課題本文 ->
——————————
わたしの棚卸しストーリー(1歳)
最近は、ぼんやり考える時間が多くて、自分の人生の棚卸しをしている。
考えていると、連鎖してどんどん先に進んでしまい、なんでそう思ったのかを忘れてしまうのが惜しいと思い始めた。
自分の人生は、当たり前だけど、自分しか経験していない。
私が何を経験して、何を思ったのかは、親だってわからない。友達だって全部はわからない。
私が話さなければ、誰にもわからない。
そしたら、私が私のことを忘れちゃったら、その出来事は消えていってしまうんだ。
なんか、もったいない。
忘れないうちに、綴ろう。
そうか、だからインタビューとかがあるんだなって、思った。
おじいさんやおばあさんに人生を聞いて、その方達の自分史をまとめたら、面白そうだなーとかもぼんやりと思う。
場所は北海道、旭川市。
私はここで生まれたそうだ。
ここでの記憶は全くない。
でも昔写真で見たピンクのスキーウェアをきて、アパートの2階に雪が積もった通路を歩いているシーンは記憶に残っている。
このとき、父と母は30歳手前くらいだったろうか。
今のわたしよりも年下だ。
親の年齢を超えて初めて、親もまたただの若者だったのだと認識する。
絶対的な存在、じゃないんだ、親って。人間だもの。
もっと尊敬するのは、ワカモノの両親が、子供の病に立ち向かったこと。
わたしは、1歳くらいの小さな小さな頃に、なかなか大きな病気をしている。
「先天性総胆管拡張症」
https://www.shouman.jp/disease/details/12_12_027/
先天性、とは生まれつき、ということ。
——————————
提供項目 ->
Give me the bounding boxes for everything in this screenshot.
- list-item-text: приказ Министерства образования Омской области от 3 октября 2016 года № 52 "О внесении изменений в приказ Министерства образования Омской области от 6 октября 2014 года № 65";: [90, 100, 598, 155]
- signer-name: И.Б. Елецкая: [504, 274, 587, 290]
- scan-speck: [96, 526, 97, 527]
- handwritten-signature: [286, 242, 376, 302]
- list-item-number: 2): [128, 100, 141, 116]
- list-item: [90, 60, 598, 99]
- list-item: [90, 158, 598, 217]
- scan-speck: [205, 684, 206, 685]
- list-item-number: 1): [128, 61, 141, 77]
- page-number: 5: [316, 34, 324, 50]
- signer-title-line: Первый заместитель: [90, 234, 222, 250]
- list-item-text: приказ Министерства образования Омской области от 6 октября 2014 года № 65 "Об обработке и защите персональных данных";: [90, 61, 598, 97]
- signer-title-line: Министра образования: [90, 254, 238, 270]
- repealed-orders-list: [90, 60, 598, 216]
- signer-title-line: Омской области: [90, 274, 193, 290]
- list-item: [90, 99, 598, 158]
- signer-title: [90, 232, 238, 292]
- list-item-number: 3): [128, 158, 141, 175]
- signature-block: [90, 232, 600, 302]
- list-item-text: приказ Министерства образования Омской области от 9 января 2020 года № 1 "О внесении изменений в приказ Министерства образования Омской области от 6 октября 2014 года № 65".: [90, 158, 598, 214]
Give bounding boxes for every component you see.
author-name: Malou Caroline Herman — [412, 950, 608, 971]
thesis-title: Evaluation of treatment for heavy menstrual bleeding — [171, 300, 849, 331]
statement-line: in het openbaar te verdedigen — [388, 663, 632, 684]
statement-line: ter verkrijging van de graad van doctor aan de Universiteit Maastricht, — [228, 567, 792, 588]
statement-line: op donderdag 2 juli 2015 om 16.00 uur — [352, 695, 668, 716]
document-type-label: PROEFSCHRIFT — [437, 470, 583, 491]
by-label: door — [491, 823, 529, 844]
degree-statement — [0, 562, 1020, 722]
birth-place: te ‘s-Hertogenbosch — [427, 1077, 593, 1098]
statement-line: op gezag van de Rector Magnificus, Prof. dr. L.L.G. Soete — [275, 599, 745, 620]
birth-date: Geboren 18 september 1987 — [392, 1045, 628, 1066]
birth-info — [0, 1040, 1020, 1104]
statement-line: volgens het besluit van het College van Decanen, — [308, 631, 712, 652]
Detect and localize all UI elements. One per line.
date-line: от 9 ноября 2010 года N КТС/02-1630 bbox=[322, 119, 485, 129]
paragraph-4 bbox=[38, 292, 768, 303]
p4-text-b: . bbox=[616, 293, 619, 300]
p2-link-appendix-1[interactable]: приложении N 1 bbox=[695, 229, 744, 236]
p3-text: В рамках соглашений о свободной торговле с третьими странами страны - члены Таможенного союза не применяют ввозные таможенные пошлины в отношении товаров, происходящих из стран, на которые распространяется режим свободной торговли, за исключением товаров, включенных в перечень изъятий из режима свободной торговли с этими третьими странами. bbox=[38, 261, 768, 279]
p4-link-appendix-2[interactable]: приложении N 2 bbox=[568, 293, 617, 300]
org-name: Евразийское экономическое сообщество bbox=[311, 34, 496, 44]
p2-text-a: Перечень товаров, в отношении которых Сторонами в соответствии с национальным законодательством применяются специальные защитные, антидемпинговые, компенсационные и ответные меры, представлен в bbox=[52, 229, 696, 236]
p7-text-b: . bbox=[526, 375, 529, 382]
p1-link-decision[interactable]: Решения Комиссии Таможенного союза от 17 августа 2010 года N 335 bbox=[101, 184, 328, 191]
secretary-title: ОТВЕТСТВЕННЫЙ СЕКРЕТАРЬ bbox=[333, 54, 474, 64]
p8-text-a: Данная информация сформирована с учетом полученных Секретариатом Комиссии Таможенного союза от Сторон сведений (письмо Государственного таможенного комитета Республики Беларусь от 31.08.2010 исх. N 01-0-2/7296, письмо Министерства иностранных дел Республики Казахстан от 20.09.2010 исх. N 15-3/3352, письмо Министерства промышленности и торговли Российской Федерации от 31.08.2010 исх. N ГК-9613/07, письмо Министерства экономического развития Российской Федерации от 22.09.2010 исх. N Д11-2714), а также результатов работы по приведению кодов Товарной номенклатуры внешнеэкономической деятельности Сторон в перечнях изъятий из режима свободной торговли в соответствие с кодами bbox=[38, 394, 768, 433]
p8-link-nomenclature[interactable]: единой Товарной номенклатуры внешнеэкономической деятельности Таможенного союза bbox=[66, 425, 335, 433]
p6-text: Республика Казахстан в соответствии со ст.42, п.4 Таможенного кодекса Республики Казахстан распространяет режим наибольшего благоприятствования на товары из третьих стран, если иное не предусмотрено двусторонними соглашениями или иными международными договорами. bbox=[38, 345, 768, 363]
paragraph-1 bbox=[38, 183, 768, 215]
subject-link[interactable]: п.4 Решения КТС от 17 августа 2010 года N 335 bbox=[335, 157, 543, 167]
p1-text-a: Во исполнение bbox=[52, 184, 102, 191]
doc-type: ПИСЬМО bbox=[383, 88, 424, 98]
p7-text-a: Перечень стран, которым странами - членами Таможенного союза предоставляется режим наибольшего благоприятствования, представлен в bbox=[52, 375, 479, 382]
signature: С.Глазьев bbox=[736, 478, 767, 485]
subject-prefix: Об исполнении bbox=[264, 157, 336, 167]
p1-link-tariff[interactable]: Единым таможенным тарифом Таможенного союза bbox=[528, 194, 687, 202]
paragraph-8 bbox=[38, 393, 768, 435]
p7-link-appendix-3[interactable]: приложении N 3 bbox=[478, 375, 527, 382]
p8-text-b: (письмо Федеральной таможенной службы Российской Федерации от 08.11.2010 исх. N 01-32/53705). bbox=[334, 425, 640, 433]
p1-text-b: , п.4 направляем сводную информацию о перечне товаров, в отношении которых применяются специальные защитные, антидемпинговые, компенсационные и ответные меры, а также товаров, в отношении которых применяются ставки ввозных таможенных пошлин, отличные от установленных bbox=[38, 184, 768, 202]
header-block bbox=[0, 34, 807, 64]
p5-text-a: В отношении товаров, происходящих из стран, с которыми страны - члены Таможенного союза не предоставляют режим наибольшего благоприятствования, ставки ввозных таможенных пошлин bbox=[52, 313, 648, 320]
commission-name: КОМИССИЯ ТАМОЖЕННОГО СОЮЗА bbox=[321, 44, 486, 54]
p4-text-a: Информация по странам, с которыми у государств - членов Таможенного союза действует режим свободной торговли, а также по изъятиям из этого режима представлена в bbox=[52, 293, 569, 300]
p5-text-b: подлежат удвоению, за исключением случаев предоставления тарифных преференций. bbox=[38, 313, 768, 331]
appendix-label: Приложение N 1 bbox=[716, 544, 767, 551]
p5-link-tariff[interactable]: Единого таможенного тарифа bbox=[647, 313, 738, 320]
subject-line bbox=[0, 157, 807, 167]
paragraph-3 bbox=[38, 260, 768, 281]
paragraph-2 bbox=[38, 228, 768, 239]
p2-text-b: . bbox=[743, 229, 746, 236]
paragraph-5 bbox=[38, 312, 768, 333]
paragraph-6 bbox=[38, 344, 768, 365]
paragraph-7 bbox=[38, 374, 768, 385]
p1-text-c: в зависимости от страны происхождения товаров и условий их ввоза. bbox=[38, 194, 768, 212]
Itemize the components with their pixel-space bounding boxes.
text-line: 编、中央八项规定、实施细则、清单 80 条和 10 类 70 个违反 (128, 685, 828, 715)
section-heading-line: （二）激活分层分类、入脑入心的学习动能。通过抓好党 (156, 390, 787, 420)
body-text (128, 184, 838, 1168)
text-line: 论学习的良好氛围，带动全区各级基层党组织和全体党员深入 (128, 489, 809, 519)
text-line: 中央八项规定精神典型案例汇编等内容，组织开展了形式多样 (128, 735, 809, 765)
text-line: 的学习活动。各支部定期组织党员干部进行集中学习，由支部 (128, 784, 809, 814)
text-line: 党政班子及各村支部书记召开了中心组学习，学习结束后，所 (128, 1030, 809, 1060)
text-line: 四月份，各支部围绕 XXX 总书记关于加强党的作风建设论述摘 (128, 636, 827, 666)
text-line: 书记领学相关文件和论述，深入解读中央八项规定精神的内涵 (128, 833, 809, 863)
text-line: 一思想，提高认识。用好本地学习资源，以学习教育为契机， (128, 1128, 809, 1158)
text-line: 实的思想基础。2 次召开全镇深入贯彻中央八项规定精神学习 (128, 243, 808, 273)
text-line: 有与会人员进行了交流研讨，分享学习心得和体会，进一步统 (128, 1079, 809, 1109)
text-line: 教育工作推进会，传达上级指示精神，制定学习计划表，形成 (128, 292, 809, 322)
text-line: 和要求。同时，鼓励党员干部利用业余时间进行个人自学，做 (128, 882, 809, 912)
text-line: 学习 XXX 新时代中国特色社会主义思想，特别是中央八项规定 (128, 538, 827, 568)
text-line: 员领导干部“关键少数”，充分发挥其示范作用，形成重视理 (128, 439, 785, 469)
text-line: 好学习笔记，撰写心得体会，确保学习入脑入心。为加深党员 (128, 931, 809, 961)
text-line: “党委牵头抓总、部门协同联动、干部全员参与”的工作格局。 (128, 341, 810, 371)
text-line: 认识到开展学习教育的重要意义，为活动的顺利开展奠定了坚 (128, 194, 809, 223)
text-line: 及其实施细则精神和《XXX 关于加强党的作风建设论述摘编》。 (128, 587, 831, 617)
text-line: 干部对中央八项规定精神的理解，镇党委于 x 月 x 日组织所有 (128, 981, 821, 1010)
——————————
課題の要件 -> 人生の棚卸しを綴った文章の最後の文を引き継ぎ、その先を書き進めてください。 上記の項目は、人生の棚卸しを綴った文章とは別個の資料です。

課題の解答 ->
胆管が人よりも広がっていた。
生まれ持って、臓器の一部が奇形だったんだ。
本来の状態ではないわけだから、生きていれば不具合が生じる。
「オウタンガスゴカッタ」という母の言葉は少し覚えている。
そんなこんなで、外科手術をした。
1歳の子供は、ざっくりと腹を切られ、胆のうを切除した。
お腹には、バッサリと刀で切られたような手術跡が今でも残っている。
何も気がつかずにそのまま放っておくと、15歳くらいで死ぬ病気と言われた。
今の医学では当時とは違うのだろうけど、
わたしはその境遇を、「特別」に思うようになった。
物心ついたころから、病院の存在は近くにあった。
経過観察で、よく旭川の医師の所に行っていたからだ。
小学生になり、首都圏近郊に住むようになっても、毎年夏休みは北海道に帰省して旭川へ行っていた。
先生に会って、話をして、お腹を見せて、エコーをする。
毎年、毎年、変わらなかった。
そしてそれが、過ごし方として当たり前だった。
それ以外に症状は出なかったし、ただ夏休みの一環だった。